**PROBLEM DESCRIPTION**:
Extract every line of the material below and reproduce it faithfully.

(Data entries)
--- --- ---

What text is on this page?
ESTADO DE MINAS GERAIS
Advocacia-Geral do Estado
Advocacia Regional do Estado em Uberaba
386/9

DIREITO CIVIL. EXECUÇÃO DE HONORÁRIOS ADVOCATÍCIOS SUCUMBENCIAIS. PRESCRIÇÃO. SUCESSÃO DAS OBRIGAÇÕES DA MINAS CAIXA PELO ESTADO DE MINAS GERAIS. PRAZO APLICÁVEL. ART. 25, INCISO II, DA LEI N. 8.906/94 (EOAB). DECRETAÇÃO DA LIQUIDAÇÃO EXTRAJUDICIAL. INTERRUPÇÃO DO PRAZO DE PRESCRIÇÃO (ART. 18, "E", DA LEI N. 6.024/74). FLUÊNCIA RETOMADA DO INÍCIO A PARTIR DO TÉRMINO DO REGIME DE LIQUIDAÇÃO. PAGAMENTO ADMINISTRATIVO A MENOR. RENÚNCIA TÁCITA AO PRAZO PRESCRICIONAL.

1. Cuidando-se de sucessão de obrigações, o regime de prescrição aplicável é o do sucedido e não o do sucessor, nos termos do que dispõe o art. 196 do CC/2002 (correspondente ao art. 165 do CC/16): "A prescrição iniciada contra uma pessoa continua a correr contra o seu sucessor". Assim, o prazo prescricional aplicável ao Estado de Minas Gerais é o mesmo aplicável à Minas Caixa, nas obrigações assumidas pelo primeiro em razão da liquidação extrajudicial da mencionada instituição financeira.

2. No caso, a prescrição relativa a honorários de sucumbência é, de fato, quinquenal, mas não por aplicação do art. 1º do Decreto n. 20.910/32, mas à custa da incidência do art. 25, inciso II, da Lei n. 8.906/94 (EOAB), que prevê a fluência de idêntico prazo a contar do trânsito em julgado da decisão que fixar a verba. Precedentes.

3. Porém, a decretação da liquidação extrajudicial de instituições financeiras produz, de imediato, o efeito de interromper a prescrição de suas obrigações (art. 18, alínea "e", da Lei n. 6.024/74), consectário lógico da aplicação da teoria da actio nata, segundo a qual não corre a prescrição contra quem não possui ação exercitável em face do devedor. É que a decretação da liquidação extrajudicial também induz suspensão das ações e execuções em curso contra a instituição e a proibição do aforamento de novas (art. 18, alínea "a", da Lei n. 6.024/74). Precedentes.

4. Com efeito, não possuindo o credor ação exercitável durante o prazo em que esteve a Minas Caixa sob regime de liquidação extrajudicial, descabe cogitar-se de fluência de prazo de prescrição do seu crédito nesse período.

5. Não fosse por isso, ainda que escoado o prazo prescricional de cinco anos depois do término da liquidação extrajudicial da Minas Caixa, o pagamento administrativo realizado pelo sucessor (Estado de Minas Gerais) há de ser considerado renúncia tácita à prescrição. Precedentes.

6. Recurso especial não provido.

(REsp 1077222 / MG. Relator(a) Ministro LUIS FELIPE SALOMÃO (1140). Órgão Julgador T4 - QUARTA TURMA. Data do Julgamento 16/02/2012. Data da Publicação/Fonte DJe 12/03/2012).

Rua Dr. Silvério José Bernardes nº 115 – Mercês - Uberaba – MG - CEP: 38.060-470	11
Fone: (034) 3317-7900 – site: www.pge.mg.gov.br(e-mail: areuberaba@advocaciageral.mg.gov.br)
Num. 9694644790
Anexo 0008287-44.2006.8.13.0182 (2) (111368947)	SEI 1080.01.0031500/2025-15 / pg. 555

--- --- ---

**ANSWER TO THE PROBLEM**:
What text is on this page?
ESTADO DE MINAS GERAIS
Advocacia-Geral do Estado
Advocacia Regional do Estado em Uberaba
386/9

DIREITO CIVIL. EXECUÇÃO DE HONORÁRIOS ADVOCATÍCIOS SUCUMBENCIAIS. PRESCRIÇÃO. SUCESSÃO DAS OBRIGAÇÕES DA MINAS CAIXA PELO ESTADO DE MINAS GERAIS. PRAZO APLICÁVEL. ART. 25, INCISO II, DA LEI N. 8.906/94 (EOAB). DECRETAÇÃO DA LIQUIDAÇÃO EXTRAJUDICIAL. INTERRUPÇÃO DO PRAZO DE PRESCRIÇÃO (ART. 18, "E", DA LEI N. 6.024/74). FLUÊNCIA RETOMADA DO INÍCIO A PARTIR DO TÉRMINO DO REGIME DE LIQUIDAÇÃO. PAGAMENTO ADMINISTRATIVO A MENOR. RENÚNCIA TÁCITA AO PRAZO PRESCRICIONAL.

1. Cuidando-se de sucessão de obrigações, o regime de prescrição aplicável é o do sucedido e não o do sucessor, nos termos do que dispõe o art. 196 do CC/2002 (correspondente ao art. 165 do CC/16): "A prescrição iniciada contra uma pessoa continua a correr contra o seu sucessor". Assim, o prazo prescricional aplicável ao Estado de Minas Gerais é o mesmo aplicável à Minas Caixa, nas obrigações assumidas pelo primeiro em razão da liquidação extrajudicial da mencionada instituição financeira.

2. No caso, a prescrição relativa a honorários de sucumbência é, de fato, quinquenal, mas não por aplicação do art. 1º do Decreto n. 20.910/32, mas à custa da incidência do art. 25, inciso II, da Lei n. 8.906/94 (EOAB), que prevê a fluência de idêntico prazo a contar do trânsito em julgado da decisão que fixar a verba. Precedentes.

3. Porém, a decretação da liquidação extrajudicial de instituições financeiras produz, de imediato, o efeito de interromper a prescrição de suas obrigações (art. 18, alínea "e", da Lei n. 6.024/74), consectário lógico da aplicação da teoria da actio nata, segundo a qual não corre a prescrição contra quem não possui ação exercitável em face do devedor. É que a decretação da liquidação extrajudicial também induz suspensão das ações e execuções em curso contra a instituição e a proibição do aforamento de novas (art. 18, alínea "a", da Lei n. 6.024/74). Precedentes.

4. Com efeito, não possuindo o credor ação exercitável durante o prazo em que esteve a Minas Caixa sob regime de liquidação extrajudicial, descabe cogitar-se de fluência de prazo de prescrição do seu crédito nesse período.

5. Não fosse por isso, ainda que escoado o prazo prescricional de cinco anos depois do término da liquidação extrajudicial da Minas Caixa, o pagamento administrativo realizado pelo sucessor (Estado de Minas Gerais) há de ser considerado renúncia tácita à prescrição. Precedentes.

6. Recurso especial não provido.

(REsp 1077222 / MG. Relator(a) Ministro LUIS FELIPE SALOMÃO (1140). Órgão Julgador T4 - QUARTA TURMA. Data do Julgamento 16/02/2012. Data da Publicação/Fonte DJe 12/03/2012).

Rua Dr. Silvério José Bernardes nº 115 – Mercês - Uberaba – MG - CEP: 38.060-470	11
Fone: (034) 3317-7900 – site: www.pge.mg.gov.br(e-mail: areuberaba@advocaciageral.mg.gov.br)
Num. 9694644790
Anexo 0008287-44.2006.8.13.0182 (2) (111368947)	SEI 1080.01.0031500/2025-15 / pg. 555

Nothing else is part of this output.